▶ _The exercise_: Look for "unit" in the listing below. Gather each line that contains it.

** begin Listing **

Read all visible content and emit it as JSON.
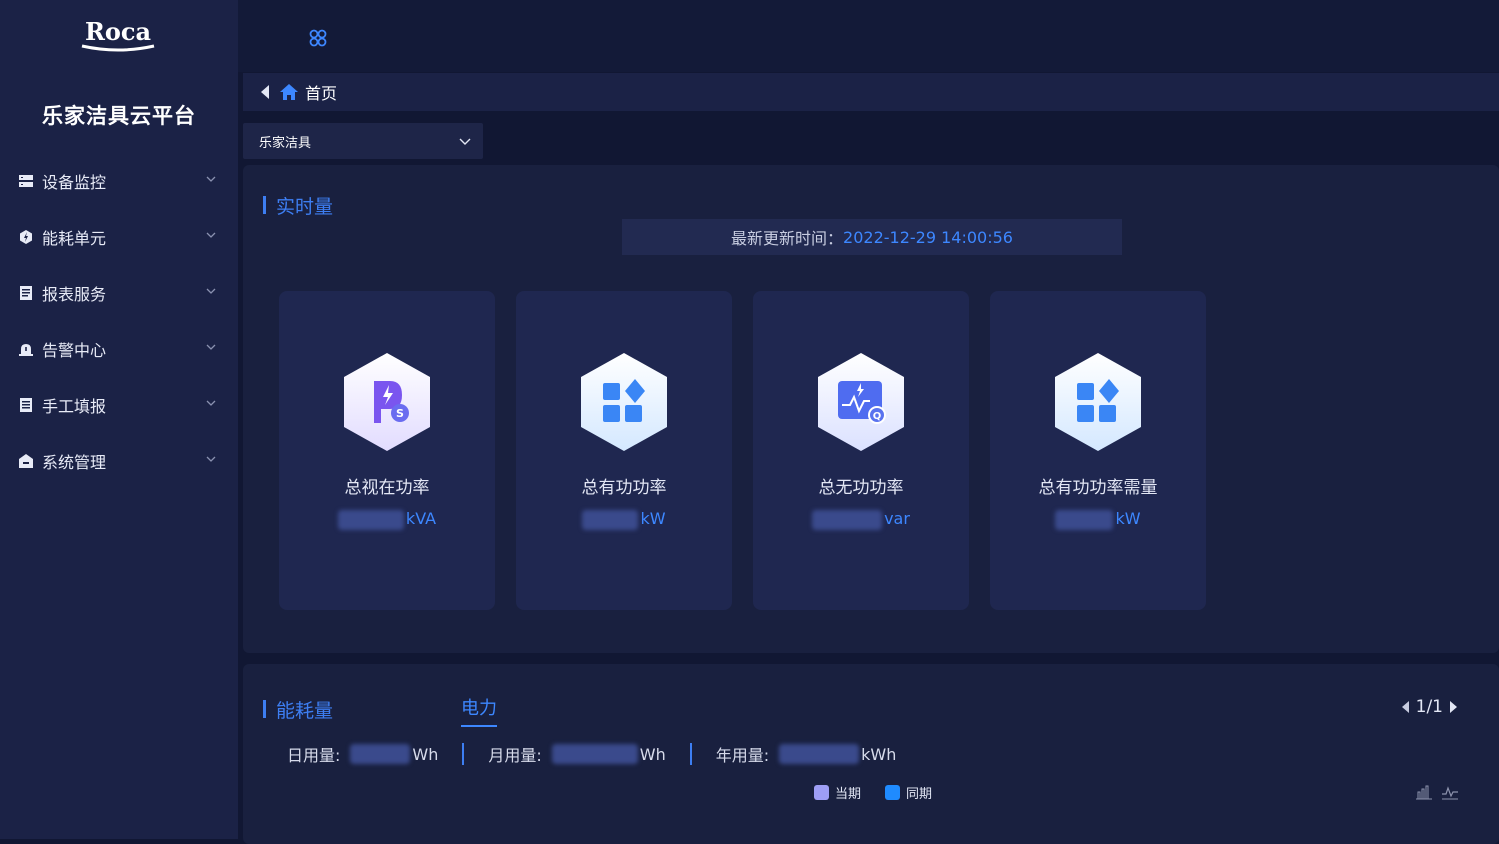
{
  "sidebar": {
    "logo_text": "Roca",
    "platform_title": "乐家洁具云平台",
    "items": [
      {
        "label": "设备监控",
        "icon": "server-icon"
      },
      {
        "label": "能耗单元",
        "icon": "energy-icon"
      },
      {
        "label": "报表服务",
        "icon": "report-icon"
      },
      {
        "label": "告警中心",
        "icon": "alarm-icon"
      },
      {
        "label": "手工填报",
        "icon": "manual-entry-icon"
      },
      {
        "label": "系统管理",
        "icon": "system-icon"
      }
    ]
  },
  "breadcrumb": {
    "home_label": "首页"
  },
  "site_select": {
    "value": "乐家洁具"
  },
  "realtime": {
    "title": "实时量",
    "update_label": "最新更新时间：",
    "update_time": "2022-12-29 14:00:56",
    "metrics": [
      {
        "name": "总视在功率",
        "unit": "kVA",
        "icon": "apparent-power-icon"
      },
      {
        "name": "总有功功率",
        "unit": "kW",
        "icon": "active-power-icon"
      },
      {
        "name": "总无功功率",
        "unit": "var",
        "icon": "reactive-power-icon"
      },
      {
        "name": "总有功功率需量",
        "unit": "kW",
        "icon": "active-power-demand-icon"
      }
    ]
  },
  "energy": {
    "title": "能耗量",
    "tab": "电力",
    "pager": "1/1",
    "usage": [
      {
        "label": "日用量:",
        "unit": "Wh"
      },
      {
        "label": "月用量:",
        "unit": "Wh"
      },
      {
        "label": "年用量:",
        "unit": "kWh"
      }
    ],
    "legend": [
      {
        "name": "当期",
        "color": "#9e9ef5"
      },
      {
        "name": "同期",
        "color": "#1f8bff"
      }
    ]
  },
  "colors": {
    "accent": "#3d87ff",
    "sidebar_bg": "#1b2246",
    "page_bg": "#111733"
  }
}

** end Listing **
** begin Listing **

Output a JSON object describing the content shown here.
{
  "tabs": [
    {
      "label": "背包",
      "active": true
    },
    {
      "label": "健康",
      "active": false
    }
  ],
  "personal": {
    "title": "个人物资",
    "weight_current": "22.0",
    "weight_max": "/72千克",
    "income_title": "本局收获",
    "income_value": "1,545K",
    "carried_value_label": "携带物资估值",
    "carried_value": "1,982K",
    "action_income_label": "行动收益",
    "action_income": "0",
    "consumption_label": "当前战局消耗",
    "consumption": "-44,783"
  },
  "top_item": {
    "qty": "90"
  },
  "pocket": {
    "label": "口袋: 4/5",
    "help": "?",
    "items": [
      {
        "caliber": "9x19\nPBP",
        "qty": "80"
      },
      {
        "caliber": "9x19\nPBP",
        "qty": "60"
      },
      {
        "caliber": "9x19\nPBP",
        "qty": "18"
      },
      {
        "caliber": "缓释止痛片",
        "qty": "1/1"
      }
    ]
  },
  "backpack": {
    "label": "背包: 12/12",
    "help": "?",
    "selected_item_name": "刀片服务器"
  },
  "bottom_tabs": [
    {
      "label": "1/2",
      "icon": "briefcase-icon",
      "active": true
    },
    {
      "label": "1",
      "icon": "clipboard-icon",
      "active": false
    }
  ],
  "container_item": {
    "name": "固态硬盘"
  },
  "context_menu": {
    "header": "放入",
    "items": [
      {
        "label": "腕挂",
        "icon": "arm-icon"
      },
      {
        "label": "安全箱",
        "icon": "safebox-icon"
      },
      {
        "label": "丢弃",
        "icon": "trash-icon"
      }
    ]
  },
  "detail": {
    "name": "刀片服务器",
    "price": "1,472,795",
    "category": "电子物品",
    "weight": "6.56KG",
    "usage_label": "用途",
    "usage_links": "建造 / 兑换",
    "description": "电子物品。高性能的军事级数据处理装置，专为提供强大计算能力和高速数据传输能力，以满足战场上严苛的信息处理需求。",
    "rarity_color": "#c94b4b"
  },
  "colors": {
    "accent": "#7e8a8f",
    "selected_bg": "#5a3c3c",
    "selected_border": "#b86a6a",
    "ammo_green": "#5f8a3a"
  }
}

** end Listing **
** begin Listing **

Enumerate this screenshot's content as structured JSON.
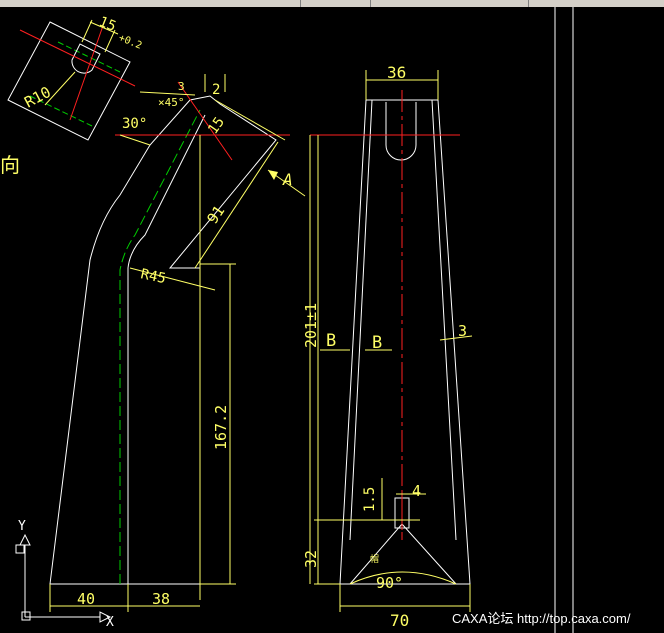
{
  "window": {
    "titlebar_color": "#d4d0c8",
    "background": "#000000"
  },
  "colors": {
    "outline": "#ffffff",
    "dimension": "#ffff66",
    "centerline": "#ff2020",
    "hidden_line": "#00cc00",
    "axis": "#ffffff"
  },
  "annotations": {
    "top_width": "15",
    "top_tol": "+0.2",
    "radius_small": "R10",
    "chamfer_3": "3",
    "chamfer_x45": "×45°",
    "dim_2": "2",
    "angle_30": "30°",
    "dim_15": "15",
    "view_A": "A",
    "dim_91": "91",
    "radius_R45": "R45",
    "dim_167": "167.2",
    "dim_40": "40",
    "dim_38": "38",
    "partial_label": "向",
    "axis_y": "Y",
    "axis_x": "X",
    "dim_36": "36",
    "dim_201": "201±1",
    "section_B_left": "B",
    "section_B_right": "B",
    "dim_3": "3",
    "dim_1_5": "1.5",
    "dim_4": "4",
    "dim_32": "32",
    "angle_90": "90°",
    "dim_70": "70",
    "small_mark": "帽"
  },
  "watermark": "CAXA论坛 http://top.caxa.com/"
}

** end Listing **

▶ _Correct result_:
        "unit": "kVA",
        "unit": "kW",
        "unit": "var",
        "unit": "kW",
        "unit": "Wh"
        "unit": "Wh"
        "unit": "kWh"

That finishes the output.